Records from a collection
▬▬▬▬▬▬▬▬▬▬

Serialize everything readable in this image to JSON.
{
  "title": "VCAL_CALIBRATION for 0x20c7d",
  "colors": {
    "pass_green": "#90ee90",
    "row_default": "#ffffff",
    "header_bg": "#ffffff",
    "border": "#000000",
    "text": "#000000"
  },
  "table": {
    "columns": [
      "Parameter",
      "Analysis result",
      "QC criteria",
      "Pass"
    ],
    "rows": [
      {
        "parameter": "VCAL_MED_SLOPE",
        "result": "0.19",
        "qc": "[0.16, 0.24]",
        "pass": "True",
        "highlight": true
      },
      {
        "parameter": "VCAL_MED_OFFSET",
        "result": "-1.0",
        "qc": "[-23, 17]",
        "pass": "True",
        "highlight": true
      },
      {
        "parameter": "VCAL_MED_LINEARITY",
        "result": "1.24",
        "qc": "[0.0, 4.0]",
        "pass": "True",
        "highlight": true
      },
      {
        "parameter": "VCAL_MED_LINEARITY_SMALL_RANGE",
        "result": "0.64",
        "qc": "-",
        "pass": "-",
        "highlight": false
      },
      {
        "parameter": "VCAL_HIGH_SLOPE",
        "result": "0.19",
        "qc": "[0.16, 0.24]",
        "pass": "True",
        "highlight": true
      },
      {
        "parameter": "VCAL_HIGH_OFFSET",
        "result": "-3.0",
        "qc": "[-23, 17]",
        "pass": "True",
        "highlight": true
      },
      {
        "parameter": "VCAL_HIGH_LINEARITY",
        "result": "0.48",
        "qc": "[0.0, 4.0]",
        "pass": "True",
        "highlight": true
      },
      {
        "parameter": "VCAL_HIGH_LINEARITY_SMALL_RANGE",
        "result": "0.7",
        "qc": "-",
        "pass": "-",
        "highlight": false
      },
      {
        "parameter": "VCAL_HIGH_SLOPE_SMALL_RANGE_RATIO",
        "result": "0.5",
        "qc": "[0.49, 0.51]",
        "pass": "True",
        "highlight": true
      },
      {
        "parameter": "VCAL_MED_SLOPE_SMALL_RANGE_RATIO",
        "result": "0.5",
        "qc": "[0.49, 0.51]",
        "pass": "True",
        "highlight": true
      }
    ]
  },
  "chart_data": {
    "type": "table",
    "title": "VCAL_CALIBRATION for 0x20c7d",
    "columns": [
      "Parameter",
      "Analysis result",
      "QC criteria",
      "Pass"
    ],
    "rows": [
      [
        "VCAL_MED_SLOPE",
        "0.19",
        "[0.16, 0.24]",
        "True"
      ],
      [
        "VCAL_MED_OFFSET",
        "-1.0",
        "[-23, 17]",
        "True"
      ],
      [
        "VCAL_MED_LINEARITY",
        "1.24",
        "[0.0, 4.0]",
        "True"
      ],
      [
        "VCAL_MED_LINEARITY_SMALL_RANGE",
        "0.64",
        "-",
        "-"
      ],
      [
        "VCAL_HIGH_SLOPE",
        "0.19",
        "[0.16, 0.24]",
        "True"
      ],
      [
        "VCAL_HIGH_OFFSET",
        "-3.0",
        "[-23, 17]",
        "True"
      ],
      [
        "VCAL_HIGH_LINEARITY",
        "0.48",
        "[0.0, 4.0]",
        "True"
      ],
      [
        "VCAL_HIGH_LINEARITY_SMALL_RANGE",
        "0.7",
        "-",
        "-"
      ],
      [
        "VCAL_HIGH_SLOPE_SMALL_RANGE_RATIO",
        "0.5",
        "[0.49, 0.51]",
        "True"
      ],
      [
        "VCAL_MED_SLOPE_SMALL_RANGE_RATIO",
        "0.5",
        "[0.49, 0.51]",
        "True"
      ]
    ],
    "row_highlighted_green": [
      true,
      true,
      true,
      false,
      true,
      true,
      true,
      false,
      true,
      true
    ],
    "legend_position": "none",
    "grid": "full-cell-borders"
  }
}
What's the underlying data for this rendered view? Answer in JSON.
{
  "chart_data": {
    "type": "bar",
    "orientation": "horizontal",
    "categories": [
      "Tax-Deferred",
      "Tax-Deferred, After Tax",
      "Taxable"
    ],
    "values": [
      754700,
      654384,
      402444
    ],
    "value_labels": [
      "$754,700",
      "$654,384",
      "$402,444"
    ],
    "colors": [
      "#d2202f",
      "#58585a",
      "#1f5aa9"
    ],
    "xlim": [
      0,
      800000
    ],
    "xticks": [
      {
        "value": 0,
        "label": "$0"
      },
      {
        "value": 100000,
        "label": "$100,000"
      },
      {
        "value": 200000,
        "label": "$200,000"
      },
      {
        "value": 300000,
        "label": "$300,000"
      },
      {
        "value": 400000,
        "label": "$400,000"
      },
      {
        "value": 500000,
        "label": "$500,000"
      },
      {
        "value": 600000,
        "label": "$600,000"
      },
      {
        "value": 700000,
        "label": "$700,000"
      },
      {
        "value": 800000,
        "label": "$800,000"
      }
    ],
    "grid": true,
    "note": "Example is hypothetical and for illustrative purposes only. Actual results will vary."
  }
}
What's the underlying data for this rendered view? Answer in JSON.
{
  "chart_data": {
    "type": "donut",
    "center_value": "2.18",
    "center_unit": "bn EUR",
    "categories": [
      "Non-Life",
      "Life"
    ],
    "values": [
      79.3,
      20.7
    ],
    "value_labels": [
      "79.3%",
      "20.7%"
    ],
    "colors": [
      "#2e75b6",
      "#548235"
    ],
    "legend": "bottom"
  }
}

▬▬▬▬▬▬▬▬▬▬

Challenge
Go back to the listing above and please repeat it exactly.

Answer for the task
Serialize everything readable in this image to JSON.
{
  "title": "VCAL_CALIBRATION for 0x20c7d",
  "colors": {
    "pass_green": "#90ee90",
    "row_default": "#ffffff",
    "header_bg": "#ffffff",
    "border": "#000000",
    "text": "#000000"
  },
  "table": {
    "columns": [
      "Parameter",
      "Analysis result",
      "QC criteria",
      "Pass"
    ],
    "rows": [
      {
        "parameter": "VCAL_MED_SLOPE",
        "result": "0.19",
        "qc": "[0.16, 0.24]",
        "pass": "True",
        "highlight": true
      },
      {
        "parameter": "VCAL_MED_OFFSET",
        "result": "-1.0",
        "qc": "[-23, 17]",
        "pass": "True",
        "highlight": true
      },
      {
        "parameter": "VCAL_MED_LINEARITY",
        "result": "1.24",
        "qc": "[0.0, 4.0]",
        "pass": "True",
        "highlight": true
      },
      {
        "parameter": "VCAL_MED_LINEARITY_SMALL_RANGE",
        "result": "0.64",
        "qc": "-",
        "pass": "-",
        "highlight": false
      },
      {
        "parameter": "VCAL_HIGH_SLOPE",
        "result": "0.19",
        "qc": "[0.16, 0.24]",
        "pass": "True",
        "highlight": true
      },
      {
        "parameter": "VCAL_HIGH_OFFSET",
        "result": "-3.0",
        "qc": "[-23, 17]",
        "pass": "True",
        "highlight": true
      },
      {
        "parameter": "VCAL_HIGH_LINEARITY",
        "result": "0.48",
        "qc": "[0.0, 4.0]",
        "pass": "True",
        "highlight": true
      },
      {
        "parameter": "VCAL_HIGH_LINEARITY_SMALL_RANGE",
        "result": "0.7",
        "qc": "-",
        "pass": "-",
        "highlight": false
      },
      {
        "parameter": "VCAL_HIGH_SLOPE_SMALL_RANGE_RATIO",
        "result": "0.5",
        "qc": "[0.49, 0.51]",
        "pass": "True",
        "highlight": true
      },
      {
        "parameter": "VCAL_MED_SLOPE_SMALL_RANGE_RATIO",
        "result": "0.5",
        "qc": "[0.49, 0.51]",
        "pass": "True",
        "highlight": true
      }
    ]
  },
  "chart_data": {
    "type": "table",
    "title": "VCAL_CALIBRATION for 0x20c7d",
    "columns": [
      "Parameter",
      "Analysis result",
      "QC criteria",
      "Pass"
    ],
    "rows": [
      [
        "VCAL_MED_SLOPE",
        "0.19",
        "[0.16, 0.24]",
        "True"
      ],
      [
        "VCAL_MED_OFFSET",
        "-1.0",
        "[-23, 17]",
        "True"
      ],
      [
        "VCAL_MED_LINEARITY",
        "1.24",
        "[0.0, 4.0]",
        "True"
      ],
      [
        "VCAL_MED_LINEARITY_SMALL_RANGE",
        "0.64",
        "-",
        "-"
      ],
      [
        "VCAL_HIGH_SLOPE",
        "0.19",
        "[0.16, 0.24]",
        "True"
      ],
      [
        "VCAL_HIGH_OFFSET",
        "-3.0",
        "[-23, 17]",
        "True"
      ],
      [
        "VCAL_HIGH_LINEARITY",
        "0.48",
        "[0.0, 4.0]",
        "True"
      ],
      [
        "VCAL_HIGH_LINEARITY_SMALL_RANGE",
        "0.7",
        "-",
        "-"
      ],
      [
        "VCAL_HIGH_SLOPE_SMALL_RANGE_RATIO",
        "0.5",
        "[0.49, 0.51]",
        "True"
      ],
      [
        "VCAL_MED_SLOPE_SMALL_RANGE_RATIO",
        "0.5",
        "[0.49, 0.51]",
        "True"
      ]
    ],
    "row_highlighted_green": [
      true,
      true,
      true,
      false,
      true,
      true,
      true,
      false,
      true,
      true
    ],
    "legend_position": "none",
    "grid": "full-cell-borders"
  }
}
What's the underlying data for this rendered view? Answer in JSON.
{
  "chart_data": {
    "type": "bar",
    "orientation": "horizontal",
    "categories": [
      "Tax-Deferred",
      "Tax-Deferred, After Tax",
      "Taxable"
    ],
    "values": [
      754700,
      654384,
      402444
    ],
    "value_labels": [
      "$754,700",
      "$654,384",
      "$402,444"
    ],
    "colors": [
      "#d2202f",
      "#58585a",
      "#1f5aa9"
    ],
    "xlim": [
      0,
      800000
    ],
    "xticks": [
      {
        "value": 0,
        "label": "$0"
      },
      {
        "value": 100000,
        "label": "$100,000"
      },
      {
        "value": 200000,
        "label": "$200,000"
      },
      {
        "value": 300000,
        "label": "$300,000"
      },
      {
        "value": 400000,
        "label": "$400,000"
      },
      {
        "value": 500000,
        "label": "$500,000"
      },
      {
        "value": 600000,
        "label": "$600,000"
      },
      {
        "value": 700000,
        "label": "$700,000"
      },
      {
        "value": 800000,
        "label": "$800,000"
      }
    ],
    "grid": true,
    "note": "Example is hypothetical and for illustrative purposes only. Actual results will vary."
  }
}
What's the underlying data for this rendered view? Answer in JSON.
{
  "chart_data": {
    "type": "donut",
    "center_value": "2.18",
    "center_unit": "bn EUR",
    "categories": [
      "Non-Life",
      "Life"
    ],
    "values": [
      79.3,
      20.7
    ],
    "value_labels": [
      "79.3%",
      "20.7%"
    ],
    "colors": [
      "#2e75b6",
      "#548235"
    ],
    "legend": "bottom"
  }
}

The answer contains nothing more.